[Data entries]

## begin

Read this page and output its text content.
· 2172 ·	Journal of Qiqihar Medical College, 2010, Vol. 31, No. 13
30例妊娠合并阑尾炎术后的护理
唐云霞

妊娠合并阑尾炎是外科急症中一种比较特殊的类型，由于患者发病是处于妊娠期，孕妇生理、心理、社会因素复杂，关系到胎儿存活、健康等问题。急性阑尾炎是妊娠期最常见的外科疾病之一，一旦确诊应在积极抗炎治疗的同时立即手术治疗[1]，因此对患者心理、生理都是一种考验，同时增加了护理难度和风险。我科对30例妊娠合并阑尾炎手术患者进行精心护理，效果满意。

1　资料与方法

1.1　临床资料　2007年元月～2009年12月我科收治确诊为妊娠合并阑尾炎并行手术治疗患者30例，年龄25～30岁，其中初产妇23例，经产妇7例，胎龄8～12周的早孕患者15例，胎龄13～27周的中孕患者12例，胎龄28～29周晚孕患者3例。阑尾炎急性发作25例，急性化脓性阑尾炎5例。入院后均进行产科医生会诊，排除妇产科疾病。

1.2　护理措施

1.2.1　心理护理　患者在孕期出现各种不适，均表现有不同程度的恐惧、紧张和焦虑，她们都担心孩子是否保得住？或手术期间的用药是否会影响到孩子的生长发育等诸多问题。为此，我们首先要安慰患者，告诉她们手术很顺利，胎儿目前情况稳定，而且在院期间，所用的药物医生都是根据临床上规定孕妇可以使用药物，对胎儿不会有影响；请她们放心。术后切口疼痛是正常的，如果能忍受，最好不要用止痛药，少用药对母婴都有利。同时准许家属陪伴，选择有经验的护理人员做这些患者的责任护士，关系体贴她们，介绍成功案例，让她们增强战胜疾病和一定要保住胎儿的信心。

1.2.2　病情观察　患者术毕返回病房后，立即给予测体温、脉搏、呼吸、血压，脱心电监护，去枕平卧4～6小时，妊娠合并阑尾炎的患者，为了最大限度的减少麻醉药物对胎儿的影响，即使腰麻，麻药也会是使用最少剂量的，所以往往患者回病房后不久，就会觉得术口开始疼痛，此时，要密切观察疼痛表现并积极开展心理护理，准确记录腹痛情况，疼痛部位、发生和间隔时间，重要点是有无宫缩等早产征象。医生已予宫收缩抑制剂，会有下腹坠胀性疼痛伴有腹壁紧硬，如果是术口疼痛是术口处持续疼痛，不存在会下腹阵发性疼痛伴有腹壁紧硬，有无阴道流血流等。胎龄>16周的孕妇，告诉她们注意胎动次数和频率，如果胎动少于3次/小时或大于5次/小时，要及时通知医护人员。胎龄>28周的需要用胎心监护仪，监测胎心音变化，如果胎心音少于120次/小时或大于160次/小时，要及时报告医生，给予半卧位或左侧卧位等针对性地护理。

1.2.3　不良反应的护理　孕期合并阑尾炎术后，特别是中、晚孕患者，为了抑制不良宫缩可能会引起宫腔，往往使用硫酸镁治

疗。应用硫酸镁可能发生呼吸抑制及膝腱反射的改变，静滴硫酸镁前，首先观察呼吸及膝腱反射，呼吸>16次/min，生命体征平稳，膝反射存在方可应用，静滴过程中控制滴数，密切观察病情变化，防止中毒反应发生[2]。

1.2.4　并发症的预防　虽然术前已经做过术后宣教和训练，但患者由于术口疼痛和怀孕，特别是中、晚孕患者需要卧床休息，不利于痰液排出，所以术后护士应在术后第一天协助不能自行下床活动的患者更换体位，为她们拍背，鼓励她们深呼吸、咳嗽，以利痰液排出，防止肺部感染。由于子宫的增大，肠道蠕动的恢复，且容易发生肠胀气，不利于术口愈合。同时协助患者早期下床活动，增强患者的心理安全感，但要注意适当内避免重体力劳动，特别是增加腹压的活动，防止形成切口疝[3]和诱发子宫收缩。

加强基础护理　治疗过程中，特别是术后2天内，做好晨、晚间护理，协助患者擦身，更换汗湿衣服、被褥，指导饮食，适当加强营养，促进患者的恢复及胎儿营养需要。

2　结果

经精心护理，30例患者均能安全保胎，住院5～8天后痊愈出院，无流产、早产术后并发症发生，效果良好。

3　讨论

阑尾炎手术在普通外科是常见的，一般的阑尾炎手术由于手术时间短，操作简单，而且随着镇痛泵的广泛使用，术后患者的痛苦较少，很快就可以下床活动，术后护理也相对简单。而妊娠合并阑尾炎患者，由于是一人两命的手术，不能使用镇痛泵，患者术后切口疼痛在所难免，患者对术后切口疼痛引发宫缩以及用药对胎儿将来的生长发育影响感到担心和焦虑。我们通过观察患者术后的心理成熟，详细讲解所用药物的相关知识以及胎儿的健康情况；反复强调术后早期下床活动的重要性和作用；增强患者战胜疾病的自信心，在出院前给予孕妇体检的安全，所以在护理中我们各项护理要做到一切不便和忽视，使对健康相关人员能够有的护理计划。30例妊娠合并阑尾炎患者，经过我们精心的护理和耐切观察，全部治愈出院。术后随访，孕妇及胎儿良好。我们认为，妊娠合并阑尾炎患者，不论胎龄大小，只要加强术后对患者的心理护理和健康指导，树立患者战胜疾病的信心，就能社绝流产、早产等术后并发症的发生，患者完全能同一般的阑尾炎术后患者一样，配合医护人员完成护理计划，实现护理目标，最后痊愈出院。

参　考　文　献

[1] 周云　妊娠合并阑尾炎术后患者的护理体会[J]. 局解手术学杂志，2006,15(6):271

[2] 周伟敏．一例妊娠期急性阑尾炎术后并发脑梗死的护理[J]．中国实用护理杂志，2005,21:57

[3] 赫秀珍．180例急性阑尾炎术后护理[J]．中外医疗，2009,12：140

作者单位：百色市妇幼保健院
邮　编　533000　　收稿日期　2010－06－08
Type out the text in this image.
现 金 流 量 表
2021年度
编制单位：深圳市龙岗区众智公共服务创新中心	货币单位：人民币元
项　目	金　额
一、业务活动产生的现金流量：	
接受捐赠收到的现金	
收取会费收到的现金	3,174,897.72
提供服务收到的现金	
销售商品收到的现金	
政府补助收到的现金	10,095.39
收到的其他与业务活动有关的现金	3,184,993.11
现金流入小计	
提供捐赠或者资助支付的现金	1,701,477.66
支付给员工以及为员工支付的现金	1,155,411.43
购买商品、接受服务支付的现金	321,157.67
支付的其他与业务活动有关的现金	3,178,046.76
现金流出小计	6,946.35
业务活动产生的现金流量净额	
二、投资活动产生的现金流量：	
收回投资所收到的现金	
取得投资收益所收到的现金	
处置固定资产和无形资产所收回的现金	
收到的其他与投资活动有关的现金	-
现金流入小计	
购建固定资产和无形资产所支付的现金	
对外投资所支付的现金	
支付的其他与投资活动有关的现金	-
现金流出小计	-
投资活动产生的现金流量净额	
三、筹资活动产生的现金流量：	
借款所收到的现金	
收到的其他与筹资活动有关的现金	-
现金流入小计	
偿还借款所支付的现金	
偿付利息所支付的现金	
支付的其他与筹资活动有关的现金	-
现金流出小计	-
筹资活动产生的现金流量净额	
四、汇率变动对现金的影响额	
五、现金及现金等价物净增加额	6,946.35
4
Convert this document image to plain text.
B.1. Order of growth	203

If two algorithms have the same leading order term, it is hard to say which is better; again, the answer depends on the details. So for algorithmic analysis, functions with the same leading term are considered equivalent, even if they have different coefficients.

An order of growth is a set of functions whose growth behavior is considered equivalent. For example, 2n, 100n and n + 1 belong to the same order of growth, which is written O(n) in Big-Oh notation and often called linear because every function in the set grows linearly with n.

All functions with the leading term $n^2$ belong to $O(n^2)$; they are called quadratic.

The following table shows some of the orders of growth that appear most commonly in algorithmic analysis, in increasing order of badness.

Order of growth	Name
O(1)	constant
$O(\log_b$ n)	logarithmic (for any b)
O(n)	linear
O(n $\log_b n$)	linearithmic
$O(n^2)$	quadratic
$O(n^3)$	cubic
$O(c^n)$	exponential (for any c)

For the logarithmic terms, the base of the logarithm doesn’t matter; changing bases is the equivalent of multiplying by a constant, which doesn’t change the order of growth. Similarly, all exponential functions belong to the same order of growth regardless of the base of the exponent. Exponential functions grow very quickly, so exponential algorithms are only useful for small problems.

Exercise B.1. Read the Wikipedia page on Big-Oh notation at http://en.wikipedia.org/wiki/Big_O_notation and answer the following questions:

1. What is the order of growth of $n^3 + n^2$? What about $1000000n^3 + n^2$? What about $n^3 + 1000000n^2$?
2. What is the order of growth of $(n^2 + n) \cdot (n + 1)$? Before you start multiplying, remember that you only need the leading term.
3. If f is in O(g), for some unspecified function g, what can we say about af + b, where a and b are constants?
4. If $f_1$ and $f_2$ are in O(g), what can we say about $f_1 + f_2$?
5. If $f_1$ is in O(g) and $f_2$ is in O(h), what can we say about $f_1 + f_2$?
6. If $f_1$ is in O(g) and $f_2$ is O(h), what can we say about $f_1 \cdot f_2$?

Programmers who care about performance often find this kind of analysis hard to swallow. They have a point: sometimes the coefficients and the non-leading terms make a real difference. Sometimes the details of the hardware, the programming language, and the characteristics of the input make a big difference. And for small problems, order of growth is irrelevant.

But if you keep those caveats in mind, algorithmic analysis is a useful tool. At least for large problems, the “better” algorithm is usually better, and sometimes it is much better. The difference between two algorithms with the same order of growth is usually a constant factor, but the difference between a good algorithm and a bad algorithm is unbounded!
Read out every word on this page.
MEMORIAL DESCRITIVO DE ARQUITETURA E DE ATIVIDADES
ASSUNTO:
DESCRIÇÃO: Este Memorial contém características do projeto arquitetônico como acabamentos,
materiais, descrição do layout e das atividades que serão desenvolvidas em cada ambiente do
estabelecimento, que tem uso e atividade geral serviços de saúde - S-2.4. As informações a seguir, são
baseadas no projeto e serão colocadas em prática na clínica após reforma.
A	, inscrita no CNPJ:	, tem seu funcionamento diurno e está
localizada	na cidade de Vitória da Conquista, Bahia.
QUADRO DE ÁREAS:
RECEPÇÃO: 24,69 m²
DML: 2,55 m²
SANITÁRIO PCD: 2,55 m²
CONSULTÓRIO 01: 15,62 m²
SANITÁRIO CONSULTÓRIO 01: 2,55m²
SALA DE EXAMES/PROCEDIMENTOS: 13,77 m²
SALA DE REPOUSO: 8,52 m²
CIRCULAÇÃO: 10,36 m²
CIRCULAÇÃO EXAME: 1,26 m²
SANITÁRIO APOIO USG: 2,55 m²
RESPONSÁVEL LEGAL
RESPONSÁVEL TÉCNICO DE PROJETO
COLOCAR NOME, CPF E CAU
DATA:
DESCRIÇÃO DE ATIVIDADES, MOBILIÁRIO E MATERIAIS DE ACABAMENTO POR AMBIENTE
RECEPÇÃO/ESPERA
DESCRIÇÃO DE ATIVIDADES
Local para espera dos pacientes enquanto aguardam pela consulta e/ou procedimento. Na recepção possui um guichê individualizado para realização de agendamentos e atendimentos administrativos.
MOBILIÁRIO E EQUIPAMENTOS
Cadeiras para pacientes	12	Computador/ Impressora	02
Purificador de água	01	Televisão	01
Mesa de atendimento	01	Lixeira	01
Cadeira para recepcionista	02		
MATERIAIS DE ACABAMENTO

## end

→ Work to complete
Reproduce every line of the listing above in which the string "following" appears.

→ Response to this exercise
The following table shows some of the orders of growth that appear most commonly in algorithmic analysis, in increasing order of badness.
Exercise B.1. Read the Wikipedia page on Big-Oh notation at http://en.wikipedia.org/wiki/Big_O_notation and answer the following questions:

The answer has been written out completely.